» **PROBLEM SET**:
**1)** According to the Credit Card Act article, how much does JPMorgan Chase project it will lose this year because of the new rules?
**2)** Please write what comes next in the Credit Card Act article, picking up after its final sentence.

» **PASSAGE**:
What do you think of the new credit card laws and the Credit Card Act (aka the Credit Card Accountability, Responsibility and Disclosure Act) ? With card issuers’ profit margins under assault, what does this portend for card holders and consumers?
The financial world has been quite abuzz about the Credit Card Act that was put into effect as of today. The truth is, these changes have been anticipated for a while now, so this isn’t news to most of us. But what it’s actually done is strike fear in the hearts of credit card companies and financial institutions that are in the business of handing out credit cards.
Update on The Credit Card Act
Yesterday, CNN Money was chock full of articles that lamented the plight of the poor credit companies that are worried about the laws’ impact on their profit margins. According to this article, the country’s biggest card issuer, JPMorgan Chase (the guys who effectively bailed out WaMu), is projecting that they will lose around $750 million this year because of the new rules. Citigroup claims that they will lose between $400 to $600 million (let’s round that out to half a billion dollars). When you add all these projected losses up, the industry anticipates to be out $5.5 billion this year, while expecting to keep this negative pace into the future.
A delicate balancing act. Source
One of the rules that puts a tear to a banker’s eye is this one: card companies, financial institutions and banks are now restricted by how they can raise your APR. But with the ink barely dry on the legislation, our beloved banks have lost no time looking for other sources of revenue to compensate for these losses. For instance, I’m sure you’ve heard those dreadful rumors about how banks and card issuers are now thinking of introducing new annual fees to their cards. The tactic here involves shifting the costs to all card holders (the whole universe of customers) when the burden of the cost used to sit on the shoulders of those who carried balances (a subset of the universe). I’m not going to be happy if this is how things will be evolving in the card industry.
With The New Credit Card Laws In Effect, What’s Next?
Here are those things that may come down the pike, as card issuers scramble to deflect some of the pain resulting from the new rules:
1. Watch out for higher fees. We’ll probably start seeing new fees and increases to existing fees, particularly for new customers. Balance transfer credit cards with transfer fees are a potential target for this type of change.

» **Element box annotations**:
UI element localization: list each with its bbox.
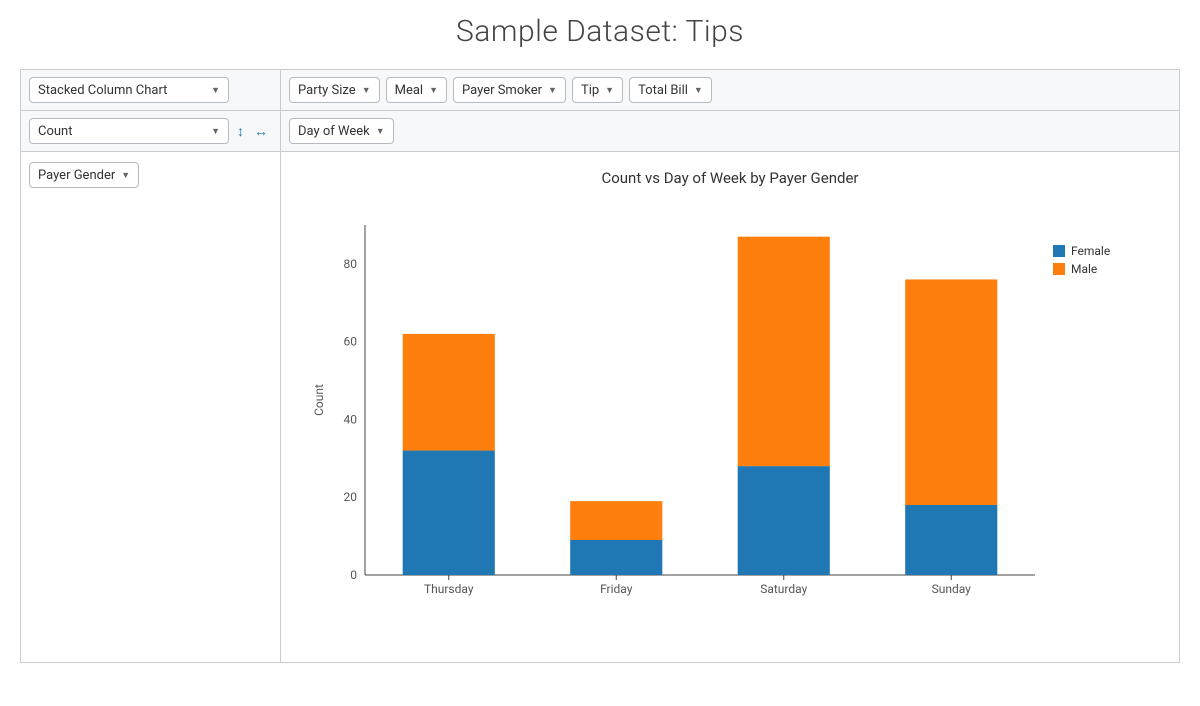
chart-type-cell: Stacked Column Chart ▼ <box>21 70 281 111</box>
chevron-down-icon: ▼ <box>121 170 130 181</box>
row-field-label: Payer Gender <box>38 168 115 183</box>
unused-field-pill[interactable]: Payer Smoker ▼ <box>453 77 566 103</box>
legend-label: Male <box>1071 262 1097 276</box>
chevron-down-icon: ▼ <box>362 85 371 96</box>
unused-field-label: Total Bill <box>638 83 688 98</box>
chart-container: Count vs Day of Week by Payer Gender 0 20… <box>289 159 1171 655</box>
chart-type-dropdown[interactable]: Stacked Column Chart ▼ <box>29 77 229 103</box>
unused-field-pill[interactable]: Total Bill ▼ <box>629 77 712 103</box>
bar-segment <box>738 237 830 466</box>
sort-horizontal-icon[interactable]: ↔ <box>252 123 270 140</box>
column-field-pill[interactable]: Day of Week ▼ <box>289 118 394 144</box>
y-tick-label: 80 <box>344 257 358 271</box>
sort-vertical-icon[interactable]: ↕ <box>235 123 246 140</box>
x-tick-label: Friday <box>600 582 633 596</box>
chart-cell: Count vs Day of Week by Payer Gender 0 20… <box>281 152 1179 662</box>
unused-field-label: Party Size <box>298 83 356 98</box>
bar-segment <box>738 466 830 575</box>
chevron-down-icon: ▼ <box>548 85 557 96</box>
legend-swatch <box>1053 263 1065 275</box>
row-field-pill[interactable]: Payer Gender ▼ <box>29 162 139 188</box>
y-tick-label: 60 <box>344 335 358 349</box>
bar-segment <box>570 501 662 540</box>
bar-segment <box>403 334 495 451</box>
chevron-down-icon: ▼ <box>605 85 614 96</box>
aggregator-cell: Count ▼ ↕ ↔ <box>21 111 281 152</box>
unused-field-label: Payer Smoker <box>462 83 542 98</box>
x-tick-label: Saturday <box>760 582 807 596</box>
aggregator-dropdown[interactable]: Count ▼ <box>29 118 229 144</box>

» **ANSWERS GIVEN**:
**1)** Around $750 million.

**2)**
2. Credit card rewards may be limited. This is not good news to people like me who don’t carry a balance and who carry cards mainly for the convenience AND the credit card rewards.
3. It will be harder to get a card. What good is a 0% APR credit card offer if you can’t qualify for it? Them’s the breaks.
4. Rates can still increase. Will low interest rate credit cards become extinct? Well I may be exaggerating a little — after all, these laws were enacted precisely to protect us from unjustifiable rate increases. But under certain circumstances, your card interest rates can still go up. There’s no provision in the Credit Card Act that necessarily protects misbehaving customers (e.g. those who don’t pay on time) from rate hikes.
It’s stuff like this that annoys me — as consumers, we’re supposed to be benefiting from legal changes that are designed to protect us. Instead, big business will find ways to circumvent any negative effects that are aimed squarely at them. Some of that will spill over and be passed onto us customers. So I’m not sure that we should all be necessarily jumping for joy until the dust settles on this matter and we see what actions (or self-preserving moves) are ultimately made by the industry.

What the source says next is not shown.